**REQUIREMENTS:** Determine how many lines hold "caption" and give only that number.

Records from a data collection:
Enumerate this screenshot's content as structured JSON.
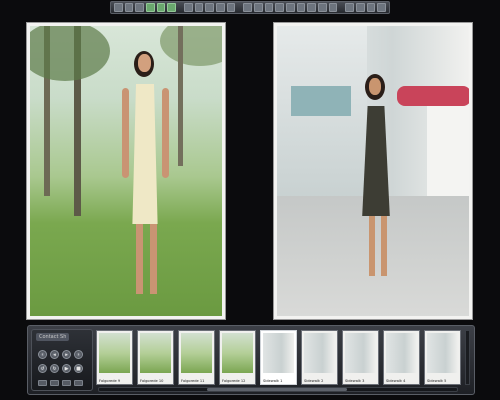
{
  "toolbar": {
    "icons": [
      "view-single-icon",
      "view-compare-icon",
      "view-grid-icon",
      "import-icon",
      "export-icon",
      "folder-icon",
      "flag-icon",
      "tag-icon",
      "rotate-icon",
      "crop-icon",
      "adjust-icon",
      "pointer-icon",
      "zoom-icon",
      "hand-icon",
      "straighten-icon",
      "brush-icon",
      "stamp-icon",
      "redeye-icon",
      "color-icon",
      "levels-icon",
      "histogram-icon",
      "info-icon",
      "loupe-icon",
      "fullscreen-icon"
    ]
  },
  "filmstrip": {
    "panel_title": "Contact Sh",
    "thumbs": [
      {
        "caption": "Folgorede 9",
        "kind": "park",
        "selected": false
      },
      {
        "caption": "Folgorede 10",
        "kind": "park",
        "selected": false
      },
      {
        "caption": "Folgorede 11",
        "kind": "park",
        "selected": false
      },
      {
        "caption": "Folgorede 12",
        "kind": "park",
        "selected": false
      },
      {
        "caption": "Sidewalk 1",
        "kind": "street",
        "selected": true
      },
      {
        "caption": "Sidewalk 2",
        "kind": "street",
        "selected": false
      },
      {
        "caption": "Sidewalk 3",
        "kind": "street",
        "selected": false
      },
      {
        "caption": "Sidewalk 4",
        "kind": "street",
        "selected": false
      },
      {
        "caption": "Sidewalk 5",
        "kind": "street",
        "selected": false
      }
    ]
  },
  "colors": {
    "accent": "#6aa86e",
    "background": "#0b0b0d"
  }
}
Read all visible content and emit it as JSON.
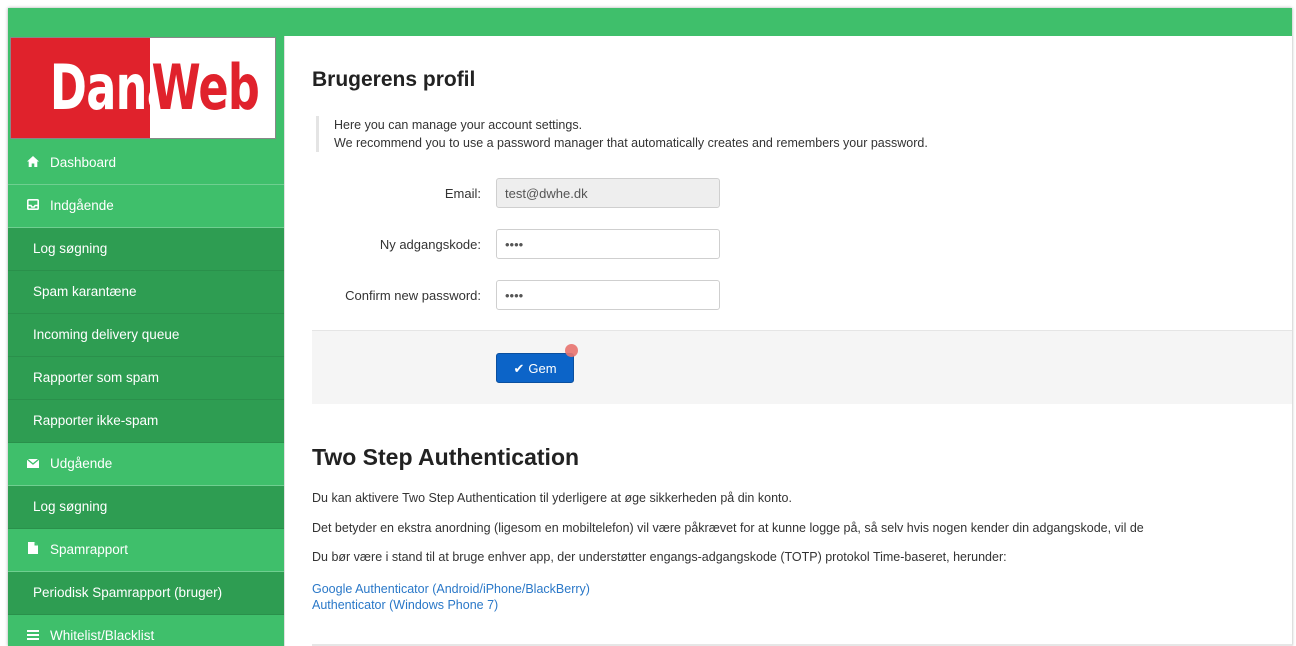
{
  "logo": {
    "left": "Dana",
    "right": "Web"
  },
  "colors": {
    "topbar": "#3fbf6b",
    "sidebar": "#3fbf6b",
    "sidebar_sub": "#2e9d52",
    "button": "#0c64c8",
    "link": "#2a78c8",
    "logo_red": "#e0222c"
  },
  "sidebar": {
    "items": [
      {
        "label": "Dashboard",
        "type": "top",
        "icon": "home-icon"
      },
      {
        "label": "Indgående",
        "type": "top",
        "icon": "inbox-icon"
      },
      {
        "label": "Log søgning",
        "type": "sub"
      },
      {
        "label": "Spam karantæne",
        "type": "sub"
      },
      {
        "label": "Incoming delivery queue",
        "type": "sub"
      },
      {
        "label": "Rapporter som spam",
        "type": "sub"
      },
      {
        "label": "Rapporter ikke-spam",
        "type": "sub"
      },
      {
        "label": "Udgående",
        "type": "top",
        "icon": "envelope-icon"
      },
      {
        "label": "Log søgning",
        "type": "sub"
      },
      {
        "label": "Spamrapport",
        "type": "top",
        "icon": "file-icon"
      },
      {
        "label": "Periodisk Spamrapport (bruger)",
        "type": "sub"
      },
      {
        "label": "Whitelist/Blacklist",
        "type": "top",
        "icon": "list-icon"
      }
    ]
  },
  "profile": {
    "title": "Brugerens profil",
    "note_line1": "Here you can manage your account settings.",
    "note_line2": "We recommend you to use a password manager that automatically creates and remembers your password.",
    "email_label": "Email:",
    "email_value": "test@dwhe.dk",
    "new_password_label": "Ny adgangskode:",
    "new_password_value": "••••",
    "confirm_label": "Confirm new password:",
    "confirm_value": "••••",
    "save_label": "Gem"
  },
  "two_step": {
    "title": "Two Step Authentication",
    "p1": "Du kan aktivere Two Step Authentication til yderligere at øge sikkerheden på din konto.",
    "p2": "Det betyder en ekstra anordning (ligesom en mobiltelefon) vil være påkrævet for at kunne logge på, så selv hvis nogen kender din adgangskode, vil de",
    "p3": "Du bør være i stand til at bruge enhver app, der understøtter engangs-adgangskode (TOTP) protokol Time-baseret, herunder:",
    "link1": "Google Authenticator (Android/iPhone/BlackBerry)",
    "link2": "Authenticator (Windows Phone 7)"
  }
}
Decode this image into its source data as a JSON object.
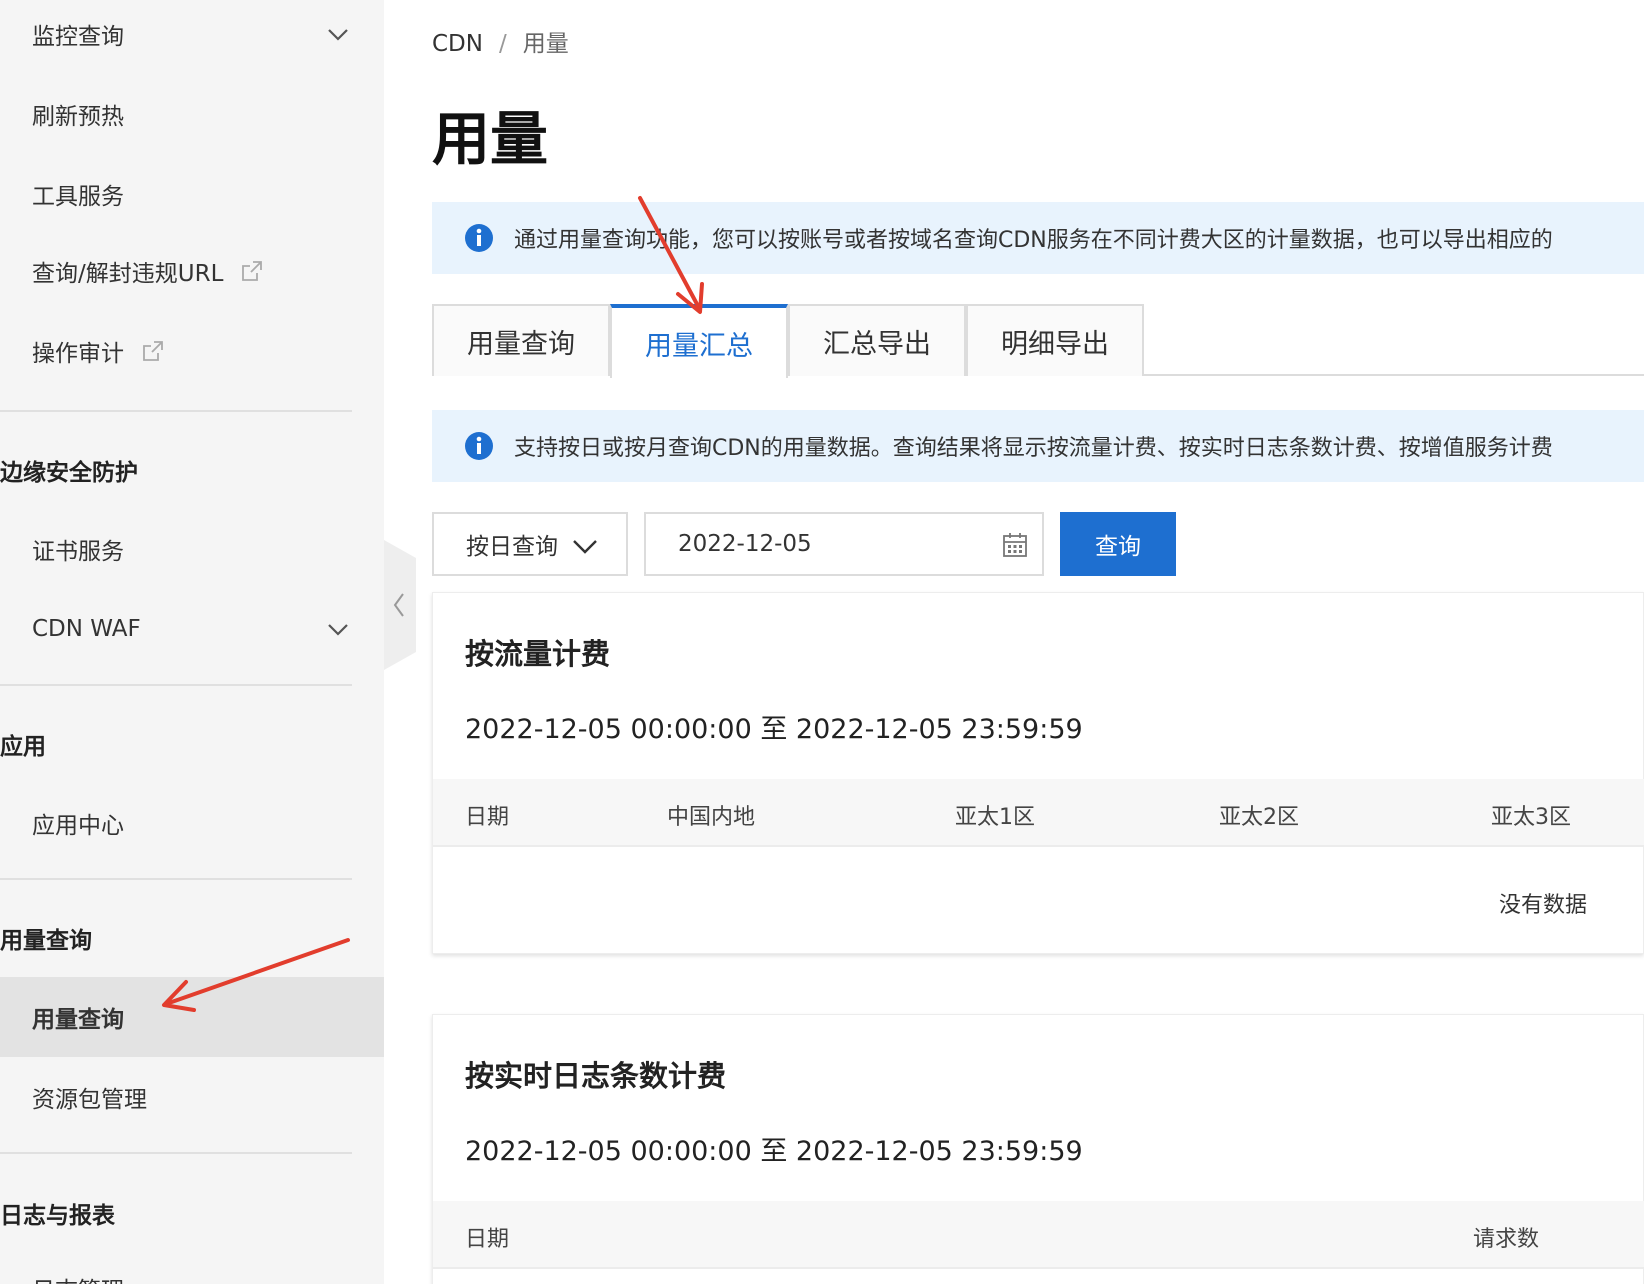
{
  "sidebar": {
    "items": [
      {
        "label": "监控查询",
        "chevron": true
      },
      {
        "label": "刷新预热"
      },
      {
        "label": "工具服务"
      },
      {
        "label": "查询/解封违规URL",
        "external": true
      },
      {
        "label": "操作审计",
        "external": true
      }
    ],
    "groups": [
      {
        "title": "边缘安全防护",
        "items": [
          {
            "label": "证书服务"
          },
          {
            "label": "CDN WAF",
            "chevron": true
          }
        ]
      },
      {
        "title": "应用",
        "items": [
          {
            "label": "应用中心"
          }
        ]
      },
      {
        "title": "用量查询",
        "items": [
          {
            "label": "用量查询",
            "active": true
          },
          {
            "label": "资源包管理"
          }
        ]
      },
      {
        "title": "日志与报表",
        "items": [
          {
            "label": "日志管理"
          }
        ]
      }
    ]
  },
  "breadcrumb": {
    "root": "CDN",
    "separator": "/",
    "current": "用量"
  },
  "page_title": "用量",
  "notice": "通过用量查询功能，您可以按账号或者按域名查询CDN服务在不同计费大区的计量数据，也可以导出相应的",
  "tabs": [
    {
      "label": "用量查询"
    },
    {
      "label": "用量汇总",
      "active": true
    },
    {
      "label": "汇总导出"
    },
    {
      "label": "明细导出"
    }
  ],
  "sub_notice": "支持按日或按月查询CDN的用量数据。查询结果将显示按流量计费、按实时日志条数计费、按增值服务计费",
  "filters": {
    "period_select": "按日查询",
    "date_value": "2022-12-05",
    "query_button": "查询"
  },
  "cards": [
    {
      "title": "按流量计费",
      "range": "2022-12-05 00:00:00 至 2022-12-05 23:59:59",
      "columns": [
        "日期",
        "中国内地",
        "亚太1区",
        "亚太2区",
        "亚太3区"
      ],
      "empty_text": "没有数据"
    },
    {
      "title": "按实时日志条数计费",
      "range": "2022-12-05 00:00:00 至 2022-12-05 23:59:59",
      "columns": [
        "日期",
        "请求数"
      ]
    }
  ],
  "colors": {
    "accent": "#1e6fd0",
    "annotation_arrow": "#e23d2d",
    "sidebar_bg": "#f5f5f5",
    "notice_bg": "#e8f3fd"
  }
}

**ANSWER TO THE EXERCISE:** 9